**PROBLEM:** Drop every picture and give the entries back exactly.
start INFORMATION SUPPLIED
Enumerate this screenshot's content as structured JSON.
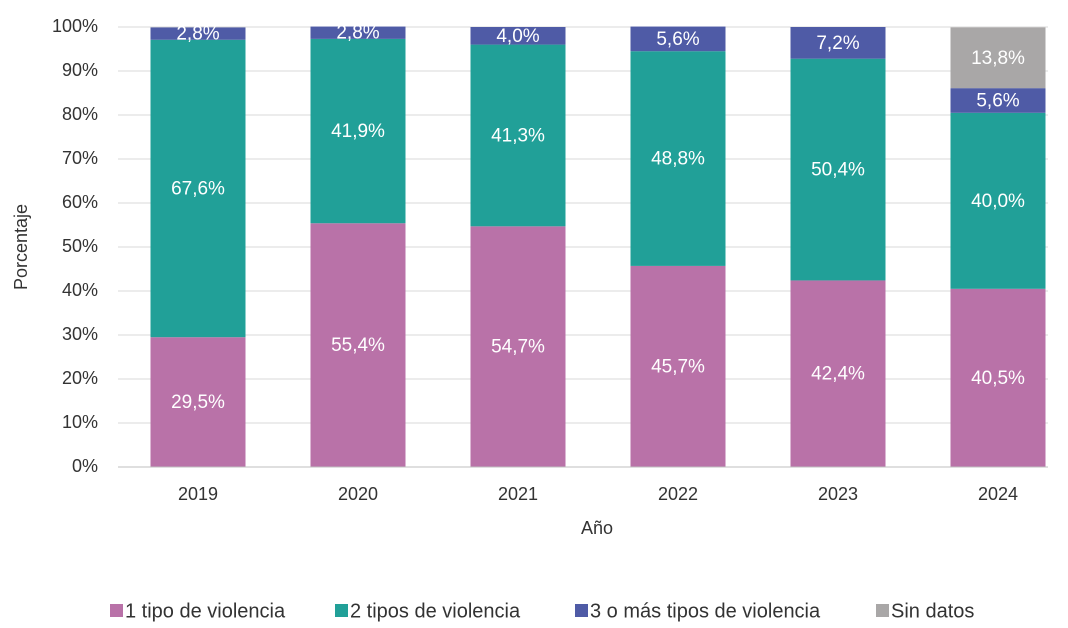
{
  "chart_data": {
    "type": "stacked_bar",
    "x_label": "Año",
    "y_label": "Porcentaje",
    "categories": [
      "2019",
      "2020",
      "2021",
      "2022",
      "2023",
      "2024"
    ],
    "series": [
      {
        "name": "1 tipo de violencia",
        "color": "#b972a8",
        "values": [
          29.5,
          55.4,
          54.7,
          45.7,
          42.4,
          40.5
        ],
        "value_labels": [
          "29,5%",
          "55,4%",
          "54,7%",
          "45,7%",
          "42,4%",
          "40,5%"
        ]
      },
      {
        "name": "2 tipos de violencia",
        "color": "#21a098",
        "values": [
          67.6,
          41.9,
          41.3,
          48.8,
          50.4,
          40.0
        ],
        "value_labels": [
          "67,6%",
          "41,9%",
          "41,3%",
          "48,8%",
          "50,4%",
          "40,0%"
        ]
      },
      {
        "name": "3 o más tipos de violencia",
        "color": "#4f5ba6",
        "values": [
          2.8,
          2.8,
          4.0,
          5.6,
          7.2,
          5.6
        ],
        "value_labels": [
          "2,8%",
          "2,8%",
          "4,0%",
          "5,6%",
          "7,2%",
          "5,6%"
        ]
      },
      {
        "name": "Sin datos",
        "color": "#a9a7a7",
        "values": [
          null,
          null,
          null,
          null,
          null,
          13.8
        ],
        "value_labels": [
          null,
          null,
          null,
          null,
          null,
          "13,8%"
        ]
      }
    ],
    "ylim": [
      0,
      100
    ],
    "yticks": [
      {
        "value": 0,
        "label": "0%"
      },
      {
        "value": 10,
        "label": "10%"
      },
      {
        "value": 20,
        "label": "20%"
      },
      {
        "value": 30,
        "label": "30%"
      },
      {
        "value": 40,
        "label": "40%"
      },
      {
        "value": 50,
        "label": "50%"
      },
      {
        "value": 60,
        "label": "60%"
      },
      {
        "value": 70,
        "label": "70%"
      },
      {
        "value": 80,
        "label": "80%"
      },
      {
        "value": 90,
        "label": "90%"
      },
      {
        "value": 100,
        "label": "100%"
      }
    ],
    "grid": true,
    "legend": "bottom"
  }
}
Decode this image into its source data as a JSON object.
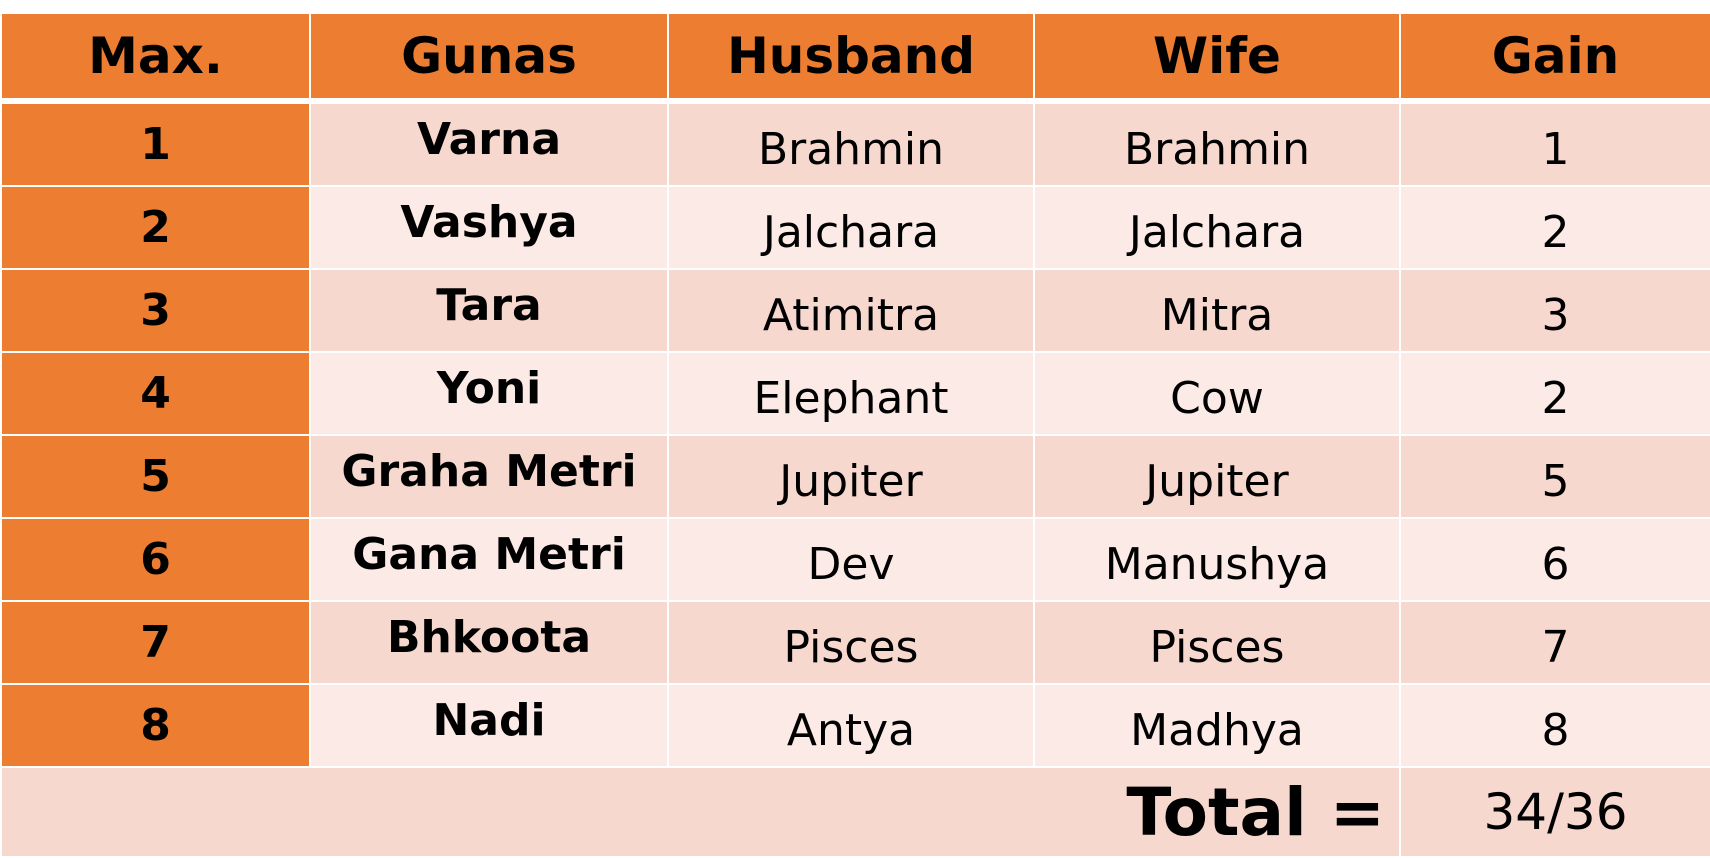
end INFORMATION SUPPLIED
**WRITTEN REPLY:**
Enumerate this screenshot's content as structured JSON.
{
  "chart_data": {
    "type": "stacked_bar",
    "x_label": "Año",
    "y_label": "Porcentaje",
    "categories": [
      "2019",
      "2020",
      "2021",
      "2022",
      "2023",
      "2024"
    ],
    "series": [
      {
        "name": "1 tipo de violencia",
        "color": "#b972a8",
        "values": [
          29.5,
          55.4,
          54.7,
          45.7,
          42.4,
          40.5
        ],
        "value_labels": [
          "29,5%",
          "55,4%",
          "54,7%",
          "45,7%",
          "42,4%",
          "40,5%"
        ]
      },
      {
        "name": "2 tipos de violencia",
        "color": "#21a098",
        "values": [
          67.6,
          41.9,
          41.3,
          48.8,
          50.4,
          40.0
        ],
        "value_labels": [
          "67,6%",
          "41,9%",
          "41,3%",
          "48,8%",
          "50,4%",
          "40,0%"
        ]
      },
      {
        "name": "3 o más tipos de violencia",
        "color": "#4f5ba6",
        "values": [
          2.8,
          2.8,
          4.0,
          5.6,
          7.2,
          5.6
        ],
        "value_labels": [
          "2,8%",
          "2,8%",
          "4,0%",
          "5,6%",
          "7,2%",
          "5,6%"
        ]
      },
      {
        "name": "Sin datos",
        "color": "#a9a7a7",
        "values": [
          null,
          null,
          null,
          null,
          null,
          13.8
        ],
        "value_labels": [
          null,
          null,
          null,
          null,
          null,
          "13,8%"
        ]
      }
    ],
    "ylim": [
      0,
      100
    ],
    "yticks": [
      {
        "value": 0,
        "label": "0%"
      },
      {
        "value": 10,
        "label": "10%"
      },
      {
        "value": 20,
        "label": "20%"
      },
      {
        "value": 30,
        "label": "30%"
      },
      {
        "value": 40,
        "label": "40%"
      },
      {
        "value": 50,
        "label": "50%"
      },
      {
        "value": 60,
        "label": "60%"
      },
      {
        "value": 70,
        "label": "70%"
      },
      {
        "value": 80,
        "label": "80%"
      },
      {
        "value": 90,
        "label": "90%"
      },
      {
        "value": 100,
        "label": "100%"
      }
    ],
    "grid": true,
    "legend": "bottom"
  }
}
Decode this image into its source data as a JSON object.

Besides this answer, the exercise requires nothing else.